=== Required task ===
Write out the material exactly, with the pictures left out.

=== Material to process ===
^^^^^^^^

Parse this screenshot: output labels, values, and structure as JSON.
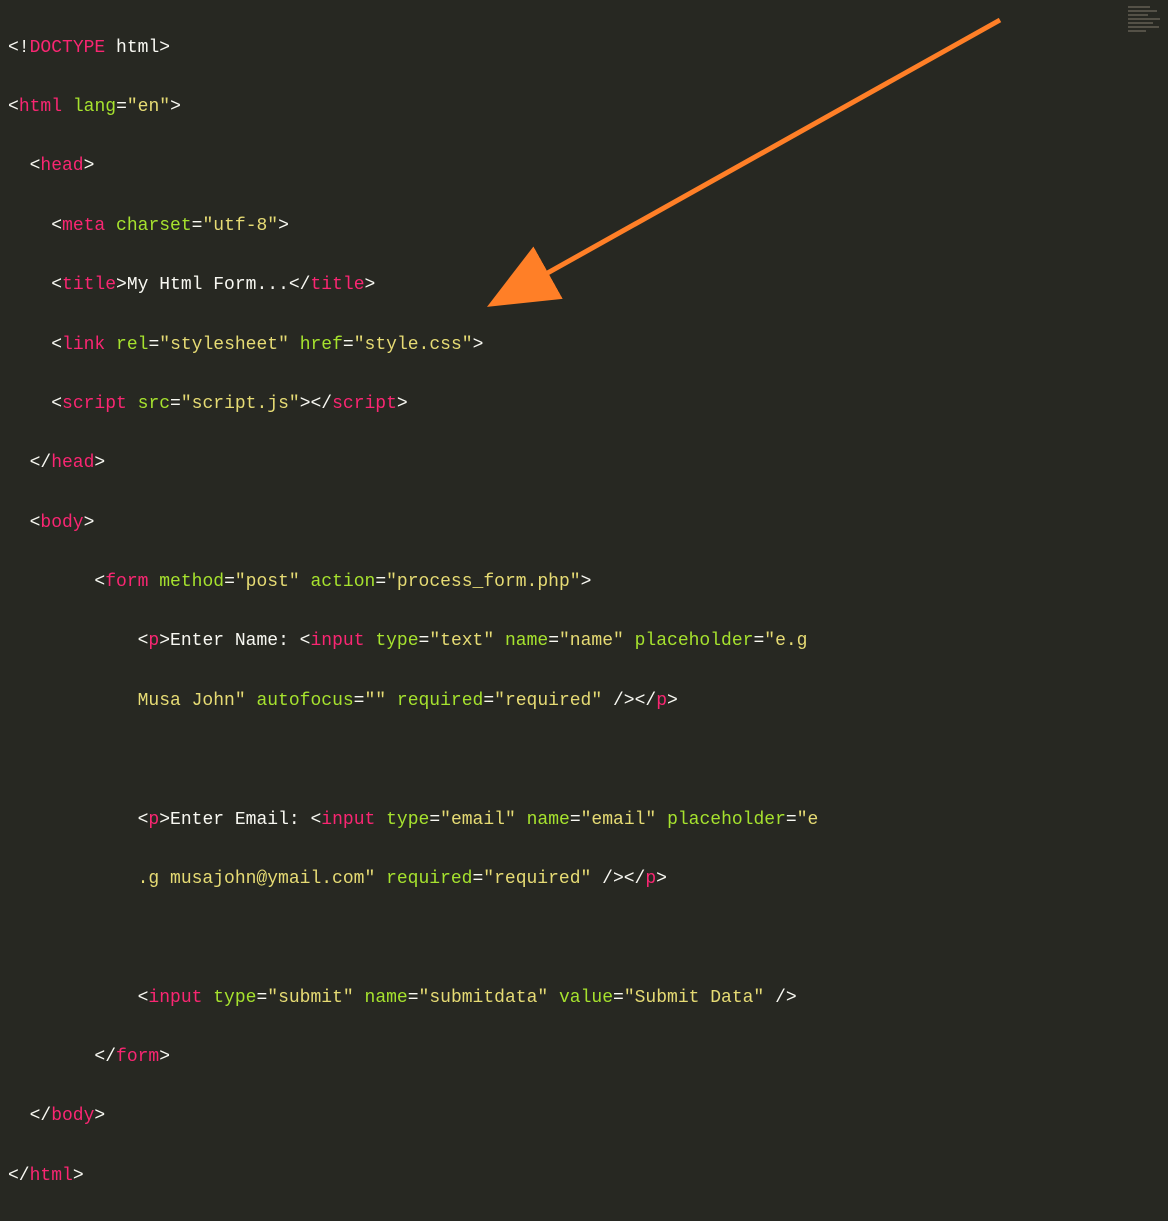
{
  "code": {
    "l1_doctype": "DOCTYPE",
    "l1_html": " html",
    "l2_tag": "html",
    "l2_attr": "lang",
    "l2_val": "\"en\"",
    "l3_tag": "head",
    "l4_tag": "meta",
    "l4_attr": "charset",
    "l4_val": "\"utf-8\"",
    "l5_tag_open": "title",
    "l5_text": "My Html Form...",
    "l5_tag_close": "title",
    "l6_tag": "link",
    "l6_attr1": "rel",
    "l6_val1": "\"stylesheet\"",
    "l6_attr2": "href",
    "l6_val2": "\"style.css\"",
    "l7_tag_open": "script",
    "l7_attr": "src",
    "l7_val": "\"script.js\"",
    "l7_tag_close": "script",
    "l8_tag": "head",
    "l9_tag": "body",
    "l10_tag": "form",
    "l10_attr1": "method",
    "l10_val1": "\"post\"",
    "l10_attr2": "action",
    "l10_val2": "\"process_form.php\"",
    "l11_tag_p": "p",
    "l11_text": "Enter Name: ",
    "l11_tag_input": "input",
    "l11_attr1": "type",
    "l11_val1": "\"text\"",
    "l11_attr2": "name",
    "l11_val2": "\"name\"",
    "l11_attr3": "placeholder",
    "l11_val3": "\"e.g ",
    "l12_wrap": "Musa John\"",
    "l12_attr4": "autofocus",
    "l12_val4": "\"\"",
    "l12_attr5": "required",
    "l12_val5": "\"required\"",
    "l14_tag_p": "p",
    "l14_text": "Enter Email: ",
    "l14_tag_input": "input",
    "l14_attr1": "type",
    "l14_val1": "\"email\"",
    "l14_attr2": "name",
    "l14_val2": "\"email\"",
    "l14_attr3": "placeholder",
    "l14_val3": "\"e",
    "l15_wrap": ".g musajohn@ymail.com\"",
    "l15_attr4": "required",
    "l15_val4": "\"required\"",
    "l17_tag_input": "input",
    "l17_attr1": "type",
    "l17_val1": "\"submit\"",
    "l17_attr2": "name",
    "l17_val2": "\"submitdata\"",
    "l17_attr3": "value",
    "l17_val3": "\"Submit Data\"",
    "l18_tag": "form",
    "l19_tag": "body",
    "l20_tag": "html"
  },
  "annotation": {
    "arrow_color": "#ff7f27"
  }
}
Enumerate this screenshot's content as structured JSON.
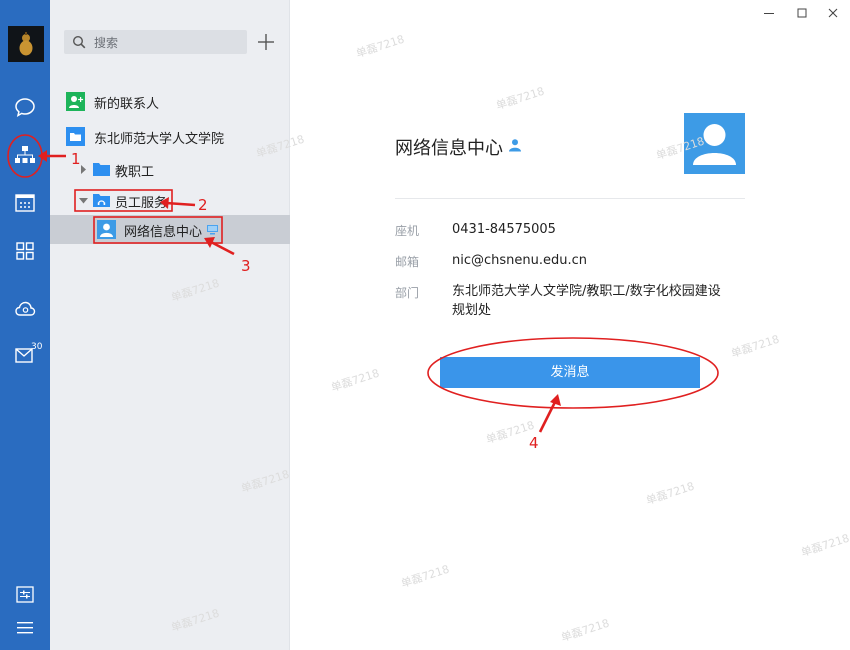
{
  "sidebar": {
    "mail_badge": "30"
  },
  "search": {
    "placeholder": "搜索"
  },
  "contacts": {
    "new_contacts": "新的联系人",
    "organization": "东北师范大学人文学院",
    "group_staff": "教职工",
    "group_service": "员工服务",
    "selected_contact": "网络信息中心"
  },
  "detail": {
    "name": "网络信息中心",
    "fields": [
      {
        "label": "座机",
        "value": "0431-84575005"
      },
      {
        "label": "邮箱",
        "value": "nic@chsnenu.edu.cn"
      },
      {
        "label": "部门",
        "value": "东北师范大学人文学院/教职工/数字化校园建设规划处"
      }
    ],
    "send_button": "发消息"
  },
  "annotations": [
    "1",
    "2",
    "3",
    "4"
  ],
  "watermark": "单磊7218",
  "colors": {
    "sidebar": "#2a6cc0",
    "accent": "#3a95ea",
    "annotation": "#e02020"
  }
}
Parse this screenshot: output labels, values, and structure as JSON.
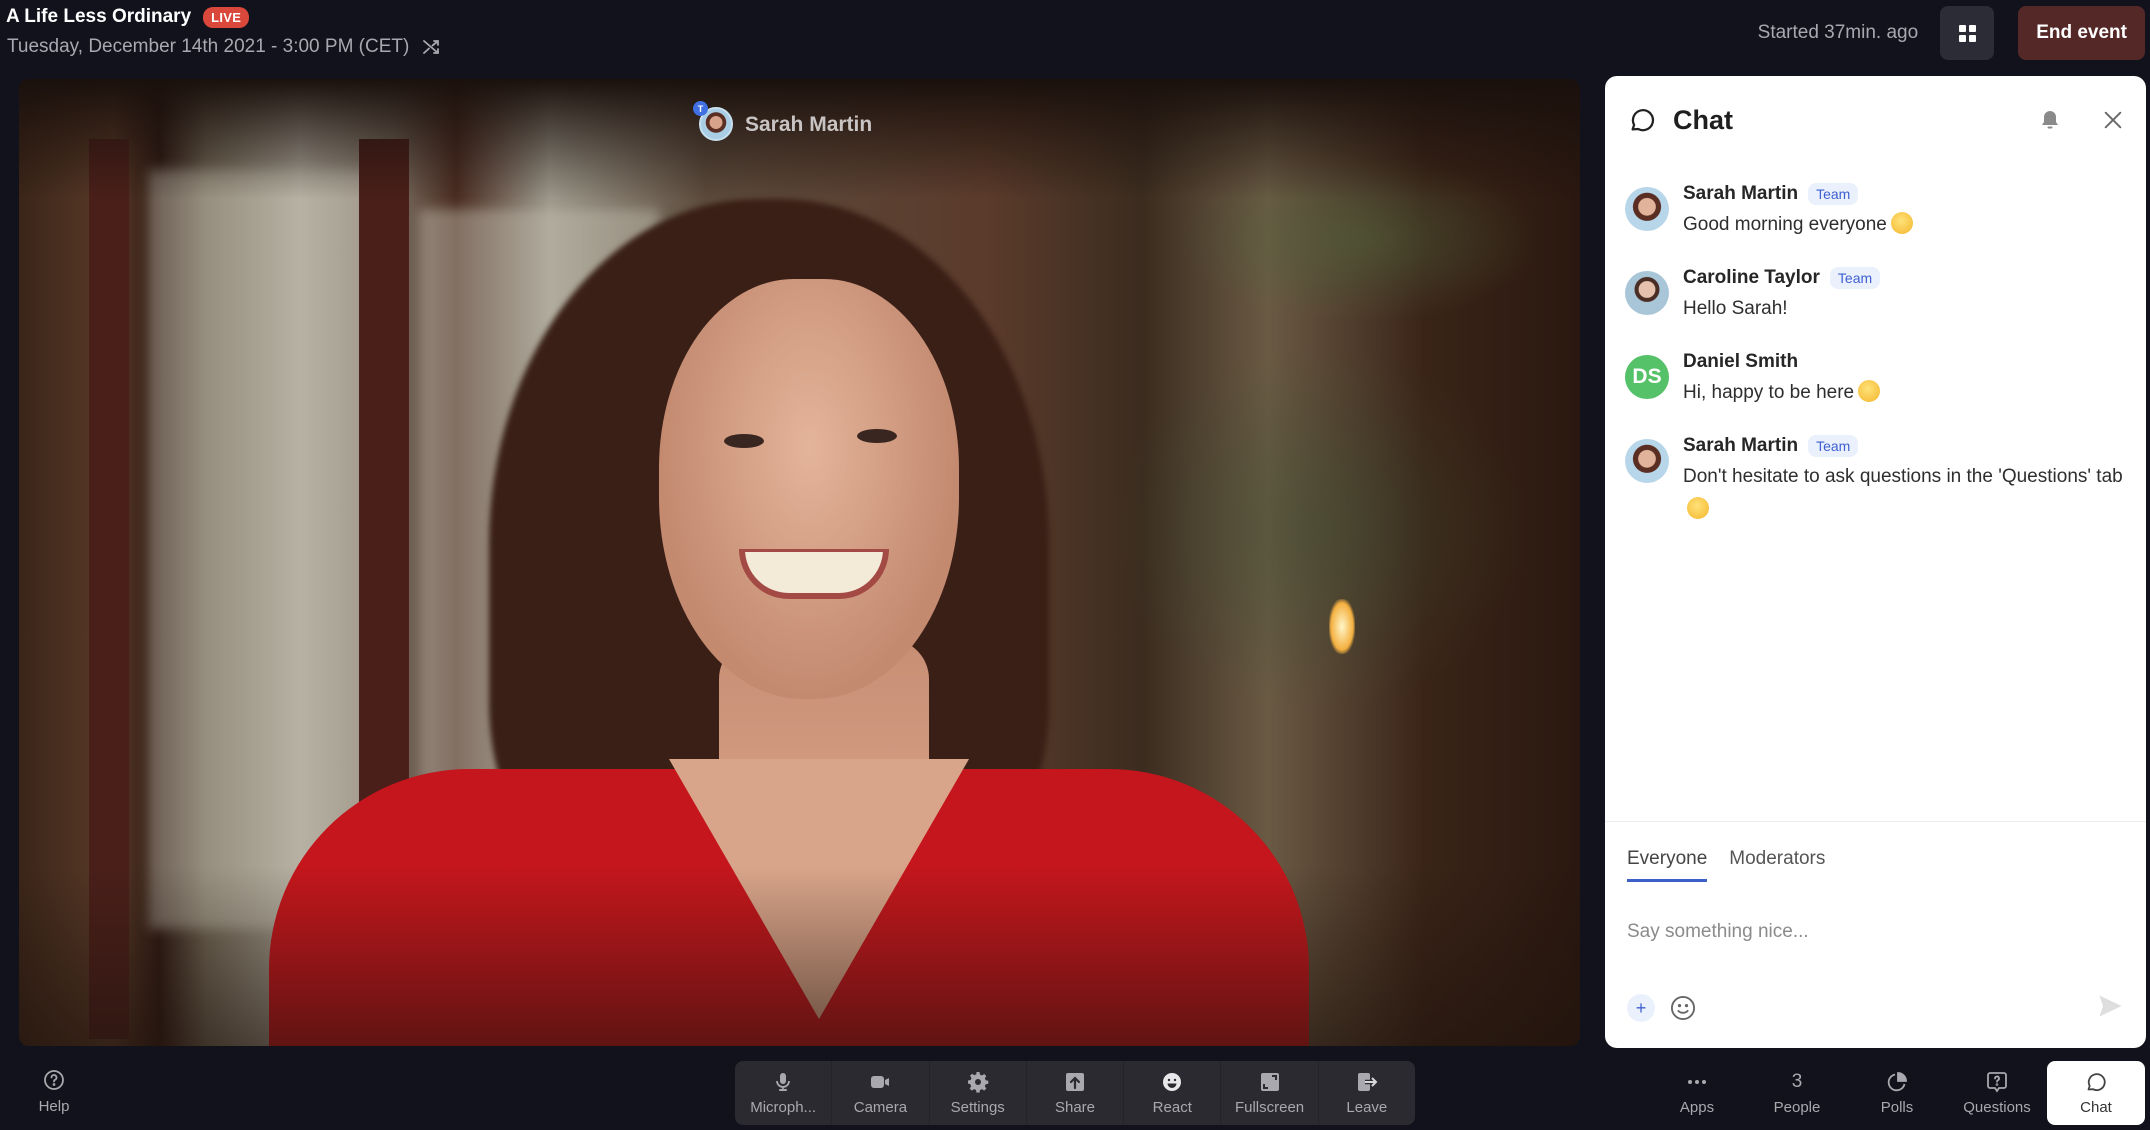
{
  "header": {
    "title": "A Life Less Ordinary",
    "live_badge": "LIVE",
    "date": "Tuesday, December 14th 2021 - 3:00 PM (CET)",
    "started": "Started 37min. ago",
    "end_event_label": "End event"
  },
  "video": {
    "speaker_name": "Sarah Martin",
    "speaker_badge": "T"
  },
  "chat": {
    "title": "Chat",
    "messages": [
      {
        "name": "Sarah Martin",
        "badge": "Team",
        "text": "Good morning everyone",
        "emoji": "slightly-smiling-face"
      },
      {
        "name": "Caroline Taylor",
        "badge": "Team",
        "text": "Hello Sarah!"
      },
      {
        "name": "Daniel Smith",
        "initials": "DS",
        "text": "Hi, happy to be here",
        "emoji": "grinning-face"
      },
      {
        "name": "Sarah Martin",
        "badge": "Team",
        "text": "Don't hesitate to ask questions in the 'Questions' tab",
        "emoji": "winking-face"
      }
    ],
    "tabs": [
      {
        "label": "Everyone",
        "active": true
      },
      {
        "label": "Moderators",
        "active": false
      }
    ],
    "input_placeholder": "Say something nice...",
    "add_label": "+",
    "colors": {
      "accent": "#3d5fc8",
      "team_badge_bg": "#eaf1fd",
      "initials_avatar": "#55c168"
    }
  },
  "bottom_bar": {
    "help_label": "Help",
    "controls": [
      {
        "label": "Microph...",
        "icon": "microphone-icon"
      },
      {
        "label": "Camera",
        "icon": "camera-icon"
      },
      {
        "label": "Settings",
        "icon": "gear-icon"
      },
      {
        "label": "Share",
        "icon": "share-icon"
      },
      {
        "label": "React",
        "icon": "smiley-icon"
      },
      {
        "label": "Fullscreen",
        "icon": "fullscreen-icon"
      },
      {
        "label": "Leave",
        "icon": "leave-icon"
      }
    ],
    "nav": [
      {
        "label": "Apps",
        "icon": "more-dots-icon"
      },
      {
        "label": "People",
        "count": "3"
      },
      {
        "label": "Polls",
        "icon": "pie-chart-icon"
      },
      {
        "label": "Questions",
        "icon": "question-box-icon"
      },
      {
        "label": "Chat",
        "icon": "chat-bubble-icon",
        "active": true
      }
    ]
  },
  "colors": {
    "background": "#12121c",
    "live": "#d9483b",
    "end_event": "#532827"
  }
}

^^^^^^^^

=== Worked solution ===
Parse this screenshot: output labels, values, and structure as JSON.
{
  "code": {
    "l1_doctype": "DOCTYPE",
    "l1_html": " html",
    "l2_tag": "html",
    "l2_attr": "lang",
    "l2_val": "\"en\"",
    "l3_tag": "head",
    "l4_tag": "meta",
    "l4_attr": "charset",
    "l4_val": "\"utf-8\"",
    "l5_tag_open": "title",
    "l5_text": "My Html Form...",
    "l5_tag_close": "title",
    "l6_tag": "link",
    "l6_attr1": "rel",
    "l6_val1": "\"stylesheet\"",
    "l6_attr2": "href",
    "l6_val2": "\"style.css\"",
    "l7_tag_open": "script",
    "l7_attr": "src",
    "l7_val": "\"script.js\"",
    "l7_tag_close": "script",
    "l8_tag": "head",
    "l9_tag": "body",
    "l10_tag": "form",
    "l10_attr1": "method",
    "l10_val1": "\"post\"",
    "l10_attr2": "action",
    "l10_val2": "\"process_form.php\"",
    "l11_tag_p": "p",
    "l11_text": "Enter Name: ",
    "l11_tag_input": "input",
    "l11_attr1": "type",
    "l11_val1": "\"text\"",
    "l11_attr2": "name",
    "l11_val2": "\"name\"",
    "l11_attr3": "placeholder",
    "l11_val3": "\"e.g ",
    "l12_wrap": "Musa John\"",
    "l12_attr4": "autofocus",
    "l12_val4": "\"\"",
    "l12_attr5": "required",
    "l12_val5": "\"required\"",
    "l14_tag_p": "p",
    "l14_text": "Enter Email: ",
    "l14_tag_input": "input",
    "l14_attr1": "type",
    "l14_val1": "\"email\"",
    "l14_attr2": "name",
    "l14_val2": "\"email\"",
    "l14_attr3": "placeholder",
    "l14_val3": "\"e",
    "l15_wrap": ".g musajohn@ymail.com\"",
    "l15_attr4": "required",
    "l15_val4": "\"required\"",
    "l17_tag_input": "input",
    "l17_attr1": "type",
    "l17_val1": "\"submit\"",
    "l17_attr2": "name",
    "l17_val2": "\"submitdata\"",
    "l17_attr3": "value",
    "l17_val3": "\"Submit Data\"",
    "l18_tag": "form",
    "l19_tag": "body",
    "l20_tag": "html"
  },
  "annotation": {
    "arrow_color": "#ff7f27"
  }
}
Enumerate this screenshot's content as structured JSON.
{
  "sidebar": {
    "mail_badge": "30"
  },
  "search": {
    "placeholder": "搜索"
  },
  "contacts": {
    "new_contacts": "新的联系人",
    "organization": "东北师范大学人文学院",
    "group_staff": "教职工",
    "group_service": "员工服务",
    "selected_contact": "网络信息中心"
  },
  "detail": {
    "name": "网络信息中心",
    "fields": [
      {
        "label": "座机",
        "value": "0431-84575005"
      },
      {
        "label": "邮箱",
        "value": "nic@chsnenu.edu.cn"
      },
      {
        "label": "部门",
        "value": "东北师范大学人文学院/教职工/数字化校园建设规划处"
      }
    ],
    "send_button": "发消息"
  },
  "annotations": [
    "1",
    "2",
    "3",
    "4"
  ],
  "watermark": "单磊7218",
  "colors": {
    "sidebar": "#2a6cc0",
    "accent": "#3a95ea",
    "annotation": "#e02020"
  }
}
Parse this screenshot: output labels, values, and structure as JSON.
{
  "header": {
    "title": "A Life Less Ordinary",
    "live_badge": "LIVE",
    "date": "Tuesday, December 14th 2021 - 3:00 PM (CET)",
    "started": "Started 37min. ago",
    "end_event_label": "End event"
  },
  "video": {
    "speaker_name": "Sarah Martin",
    "speaker_badge": "T"
  },
  "chat": {
    "title": "Chat",
    "messages": [
      {
        "name": "Sarah Martin",
        "badge": "Team",
        "text": "Good morning everyone",
        "emoji": "slightly-smiling-face"
      },
      {
        "name": "Caroline Taylor",
        "badge": "Team",
        "text": "Hello Sarah!"
      },
      {
        "name": "Daniel Smith",
        "initials": "DS",
        "text": "Hi, happy to be here",
        "emoji": "grinning-face"
      },
      {
        "name": "Sarah Martin",
        "badge": "Team",
        "text": "Don't hesitate to ask questions in the 'Questions' tab",
        "emoji": "winking-face"
      }
    ],
    "tabs": [
      {
        "label": "Everyone",
        "active": true
      },
      {
        "label": "Moderators",
        "active": false
      }
    ],
    "input_placeholder": "Say something nice...",
    "add_label": "+",
    "colors": {
      "accent": "#3d5fc8",
      "team_badge_bg": "#eaf1fd",
      "initials_avatar": "#55c168"
    }
  },
  "bottom_bar": {
    "help_label": "Help",
    "controls": [
      {
        "label": "Microph...",
        "icon": "microphone-icon"
      },
      {
        "label": "Camera",
        "icon": "camera-icon"
      },
      {
        "label": "Settings",
        "icon": "gear-icon"
      },
      {
        "label": "Share",
        "icon": "share-icon"
      },
      {
        "label": "React",
        "icon": "smiley-icon"
      },
      {
        "label": "Fullscreen",
        "icon": "fullscreen-icon"
      },
      {
        "label": "Leave",
        "icon": "leave-icon"
      }
    ],
    "nav": [
      {
        "label": "Apps",
        "icon": "more-dots-icon"
      },
      {
        "label": "People",
        "count": "3"
      },
      {
        "label": "Polls",
        "icon": "pie-chart-icon"
      },
      {
        "label": "Questions",
        "icon": "question-box-icon"
      },
      {
        "label": "Chat",
        "icon": "chat-bubble-icon",
        "active": true
      }
    ]
  },
  "colors": {
    "background": "#12121c",
    "live": "#d9483b",
    "end_event": "#532827"
  }
}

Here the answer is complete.